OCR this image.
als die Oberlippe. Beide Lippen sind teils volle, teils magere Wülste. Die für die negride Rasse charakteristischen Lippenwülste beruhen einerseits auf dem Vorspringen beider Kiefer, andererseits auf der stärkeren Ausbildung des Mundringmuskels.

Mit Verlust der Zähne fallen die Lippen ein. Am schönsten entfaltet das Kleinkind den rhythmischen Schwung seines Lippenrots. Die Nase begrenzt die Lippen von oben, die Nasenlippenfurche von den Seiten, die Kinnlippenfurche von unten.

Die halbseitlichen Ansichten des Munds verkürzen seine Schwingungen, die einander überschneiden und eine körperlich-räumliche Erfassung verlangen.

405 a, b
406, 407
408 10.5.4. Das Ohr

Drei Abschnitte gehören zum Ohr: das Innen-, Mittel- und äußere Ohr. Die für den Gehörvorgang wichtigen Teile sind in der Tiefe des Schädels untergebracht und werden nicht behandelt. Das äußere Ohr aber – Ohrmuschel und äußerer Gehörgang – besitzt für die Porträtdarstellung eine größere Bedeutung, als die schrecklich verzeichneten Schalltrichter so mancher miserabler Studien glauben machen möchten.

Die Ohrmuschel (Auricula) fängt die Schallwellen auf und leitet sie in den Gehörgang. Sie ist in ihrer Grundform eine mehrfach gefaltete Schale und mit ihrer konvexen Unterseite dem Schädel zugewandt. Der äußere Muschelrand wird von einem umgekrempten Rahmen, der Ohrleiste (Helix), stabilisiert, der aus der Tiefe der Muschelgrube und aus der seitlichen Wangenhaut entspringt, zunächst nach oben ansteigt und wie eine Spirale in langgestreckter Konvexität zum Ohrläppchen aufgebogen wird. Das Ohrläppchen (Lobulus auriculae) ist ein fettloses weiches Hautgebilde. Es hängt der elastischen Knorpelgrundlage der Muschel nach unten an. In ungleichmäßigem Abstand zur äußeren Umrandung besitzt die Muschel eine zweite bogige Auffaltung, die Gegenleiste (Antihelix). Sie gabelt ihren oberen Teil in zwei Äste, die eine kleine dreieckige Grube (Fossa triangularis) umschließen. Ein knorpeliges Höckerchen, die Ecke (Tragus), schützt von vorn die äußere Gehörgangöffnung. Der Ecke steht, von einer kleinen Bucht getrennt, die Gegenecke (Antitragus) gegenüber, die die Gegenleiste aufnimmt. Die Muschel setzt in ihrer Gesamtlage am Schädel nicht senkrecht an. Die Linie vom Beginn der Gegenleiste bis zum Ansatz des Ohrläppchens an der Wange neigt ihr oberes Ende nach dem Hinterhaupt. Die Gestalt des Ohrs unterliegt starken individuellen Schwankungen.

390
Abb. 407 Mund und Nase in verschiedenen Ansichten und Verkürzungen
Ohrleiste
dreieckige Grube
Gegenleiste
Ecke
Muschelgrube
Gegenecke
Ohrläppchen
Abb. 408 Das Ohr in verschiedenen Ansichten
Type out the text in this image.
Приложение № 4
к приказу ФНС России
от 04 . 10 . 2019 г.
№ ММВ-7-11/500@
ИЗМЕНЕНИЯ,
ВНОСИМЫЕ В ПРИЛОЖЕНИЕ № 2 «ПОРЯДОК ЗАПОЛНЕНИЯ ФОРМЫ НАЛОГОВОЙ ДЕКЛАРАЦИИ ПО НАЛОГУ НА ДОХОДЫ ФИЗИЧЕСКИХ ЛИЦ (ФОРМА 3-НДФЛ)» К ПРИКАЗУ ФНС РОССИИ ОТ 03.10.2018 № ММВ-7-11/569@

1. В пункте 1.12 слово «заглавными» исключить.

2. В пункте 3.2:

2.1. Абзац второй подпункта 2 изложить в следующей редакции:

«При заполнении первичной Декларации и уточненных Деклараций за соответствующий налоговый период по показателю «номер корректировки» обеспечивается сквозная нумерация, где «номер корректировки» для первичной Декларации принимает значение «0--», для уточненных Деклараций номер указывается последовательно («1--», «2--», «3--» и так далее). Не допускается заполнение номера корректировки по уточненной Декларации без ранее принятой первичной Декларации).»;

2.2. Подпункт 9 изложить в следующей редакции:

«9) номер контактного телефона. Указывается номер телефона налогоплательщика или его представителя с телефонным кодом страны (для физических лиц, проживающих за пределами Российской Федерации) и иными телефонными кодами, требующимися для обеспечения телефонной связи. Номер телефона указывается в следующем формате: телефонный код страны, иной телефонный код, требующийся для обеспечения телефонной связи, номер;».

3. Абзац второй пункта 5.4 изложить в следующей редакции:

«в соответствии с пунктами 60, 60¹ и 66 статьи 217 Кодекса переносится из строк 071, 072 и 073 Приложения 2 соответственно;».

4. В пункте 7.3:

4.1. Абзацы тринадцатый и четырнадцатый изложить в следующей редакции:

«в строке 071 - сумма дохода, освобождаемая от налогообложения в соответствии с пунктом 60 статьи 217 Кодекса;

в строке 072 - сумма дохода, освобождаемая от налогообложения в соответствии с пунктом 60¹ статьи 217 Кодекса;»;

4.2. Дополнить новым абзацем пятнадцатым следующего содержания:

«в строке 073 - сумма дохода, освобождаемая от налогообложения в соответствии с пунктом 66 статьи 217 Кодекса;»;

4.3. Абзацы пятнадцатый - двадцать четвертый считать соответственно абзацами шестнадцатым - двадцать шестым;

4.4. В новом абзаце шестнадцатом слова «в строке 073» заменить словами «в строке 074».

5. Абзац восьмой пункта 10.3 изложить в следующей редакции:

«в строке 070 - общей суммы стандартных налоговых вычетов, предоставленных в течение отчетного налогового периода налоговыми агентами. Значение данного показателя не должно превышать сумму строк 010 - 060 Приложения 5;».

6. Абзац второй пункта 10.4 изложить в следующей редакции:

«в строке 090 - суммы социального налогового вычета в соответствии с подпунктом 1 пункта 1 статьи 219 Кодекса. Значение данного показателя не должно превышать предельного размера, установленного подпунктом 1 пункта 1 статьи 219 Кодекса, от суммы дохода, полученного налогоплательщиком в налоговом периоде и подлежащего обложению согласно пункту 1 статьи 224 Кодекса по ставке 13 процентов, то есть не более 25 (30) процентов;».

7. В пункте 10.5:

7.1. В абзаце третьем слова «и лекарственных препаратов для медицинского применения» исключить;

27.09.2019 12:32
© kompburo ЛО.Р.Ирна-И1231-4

□ □ □ □ □ □ □

• **Aim**:
Output each record precisely as given.

• **Expected answer**:
OCR this image.
als die Oberlippe. Beide Lippen sind teils volle, teils magere Wülste. Die für die negride Rasse charakteristischen Lippenwülste beruhen einerseits auf dem Vorspringen beider Kiefer, andererseits auf der stärkeren Ausbildung des Mundringmuskels.

Mit Verlust der Zähne fallen die Lippen ein. Am schönsten entfaltet das Kleinkind den rhythmischen Schwung seines Lippenrots. Die Nase begrenzt die Lippen von oben, die Nasenlippenfurche von den Seiten, die Kinnlippenfurche von unten.

Die halbseitlichen Ansichten des Munds verkürzen seine Schwingungen, die einander überschneiden und eine körperlich-räumliche Erfassung verlangen.

405 a, b
406, 407
408 10.5.4. Das Ohr

Drei Abschnitte gehören zum Ohr: das Innen-, Mittel- und äußere Ohr. Die für den Gehörvorgang wichtigen Teile sind in der Tiefe des Schädels untergebracht und werden nicht behandelt. Das äußere Ohr aber – Ohrmuschel und äußerer Gehörgang – besitzt für die Porträtdarstellung eine größere Bedeutung, als die schrecklich verzeichneten Schalltrichter so mancher miserabler Studien glauben machen möchten.

Die Ohrmuschel (Auricula) fängt die Schallwellen auf und leitet sie in den Gehörgang. Sie ist in ihrer Grundform eine mehrfach gefaltete Schale und mit ihrer konvexen Unterseite dem Schädel zugewandt. Der äußere Muschelrand wird von einem umgekrempten Rahmen, der Ohrleiste (Helix), stabilisiert, der aus der Tiefe der Muschelgrube und aus der seitlichen Wangenhaut entspringt, zunächst nach oben ansteigt und wie eine Spirale in langgestreckter Konvexität zum Ohrläppchen aufgebogen wird. Das Ohrläppchen (Lobulus auriculae) ist ein fettloses weiches Hautgebilde. Es hängt der elastischen Knorpelgrundlage der Muschel nach unten an. In ungleichmäßigem Abstand zur äußeren Umrandung besitzt die Muschel eine zweite bogige Auffaltung, die Gegenleiste (Antihelix). Sie gabelt ihren oberen Teil in zwei Äste, die eine kleine dreieckige Grube (Fossa triangularis) umschließen. Ein knorpeliges Höckerchen, die Ecke (Tragus), schützt von vorn die äußere Gehörgangöffnung. Der Ecke steht, von einer kleinen Bucht getrennt, die Gegenecke (Antitragus) gegenüber, die die Gegenleiste aufnimmt. Die Muschel setzt in ihrer Gesamtlage am Schädel nicht senkrecht an. Die Linie vom Beginn der Gegenleiste bis zum Ansatz des Ohrläppchens an der Wange neigt ihr oberes Ende nach dem Hinterhaupt. Die Gestalt des Ohrs unterliegt starken individuellen Schwankungen.

390
Abb. 407 Mund und Nase in verschiedenen Ansichten und Verkürzungen
Ohrleiste
dreieckige Grube
Gegenleiste
Ecke
Muschelgrube
Gegenecke
Ohrläppchen
Abb. 408 Das Ohr in verschiedenen Ansichten
Type out the text in this image.
Приложение № 4
к приказу ФНС России
от 04 . 10 . 2019 г.
№ ММВ-7-11/500@
ИЗМЕНЕНИЯ,
ВНОСИМЫЕ В ПРИЛОЖЕНИЕ № 2 «ПОРЯДОК ЗАПОЛНЕНИЯ ФОРМЫ НАЛОГОВОЙ ДЕКЛАРАЦИИ ПО НАЛОГУ НА ДОХОДЫ ФИЗИЧЕСКИХ ЛИЦ (ФОРМА 3-НДФЛ)» К ПРИКАЗУ ФНС РОССИИ ОТ 03.10.2018 № ММВ-7-11/569@

1. В пункте 1.12 слово «заглавными» исключить.

2. В пункте 3.2:

2.1. Абзац второй подпункта 2 изложить в следующей редакции:

«При заполнении первичной Декларации и уточненных Деклараций за соответствующий налоговый период по показателю «номер корректировки» обеспечивается сквозная нумерация, где «номер корректировки» для первичной Декларации принимает значение «0--», для уточненных Деклараций номер указывается последовательно («1--», «2--», «3--» и так далее). Не допускается заполнение номера корректировки по уточненной Декларации без ранее принятой первичной Декларации).»;

2.2. Подпункт 9 изложить в следующей редакции:

«9) номер контактного телефона. Указывается номер телефона налогоплательщика или его представителя с телефонным кодом страны (для физических лиц, проживающих за пределами Российской Федерации) и иными телефонными кодами, требующимися для обеспечения телефонной связи. Номер телефона указывается в следующем формате: телефонный код страны, иной телефонный код, требующийся для обеспечения телефонной связи, номер;».

3. Абзац второй пункта 5.4 изложить в следующей редакции:

«в соответствии с пунктами 60, 60¹ и 66 статьи 217 Кодекса переносится из строк 071, 072 и 073 Приложения 2 соответственно;».

4. В пункте 7.3:

4.1. Абзацы тринадцатый и четырнадцатый изложить в следующей редакции:

«в строке 071 - сумма дохода, освобождаемая от налогообложения в соответствии с пунктом 60 статьи 217 Кодекса;

в строке 072 - сумма дохода, освобождаемая от налогообложения в соответствии с пунктом 60¹ статьи 217 Кодекса;»;

4.2. Дополнить новым абзацем пятнадцатым следующего содержания:

«в строке 073 - сумма дохода, освобождаемая от налогообложения в соответствии с пунктом 66 статьи 217 Кодекса;»;

4.3. Абзацы пятнадцатый - двадцать четвертый считать соответственно абзацами шестнадцатым - двадцать шестым;

4.4. В новом абзаце шестнадцатом слова «в строке 073» заменить словами «в строке 074».

5. Абзац восьмой пункта 10.3 изложить в следующей редакции:

«в строке 070 - общей суммы стандартных налоговых вычетов, предоставленных в течение отчетного налогового периода налоговыми агентами. Значение данного показателя не должно превышать сумму строк 010 - 060 Приложения 5;».

6. Абзац второй пункта 10.4 изложить в следующей редакции:

«в строке 090 - суммы социального налогового вычета в соответствии с подпунктом 1 пункта 1 статьи 219 Кодекса. Значение данного показателя не должно превышать предельного размера, установленного подпунктом 1 пункта 1 статьи 219 Кодекса, от суммы дохода, полученного налогоплательщиком в налоговом периоде и подлежащего обложению согласно пункту 1 статьи 224 Кодекса по ставке 13 процентов, то есть не более 25 (30) процентов;».

7. В пункте 10.5:

7.1. В абзаце третьем слова «и лекарственных препаратов для медицинского применения» исключить;

27.09.2019 12:32
© kompburo ЛО.Р.Ирна-И1231-4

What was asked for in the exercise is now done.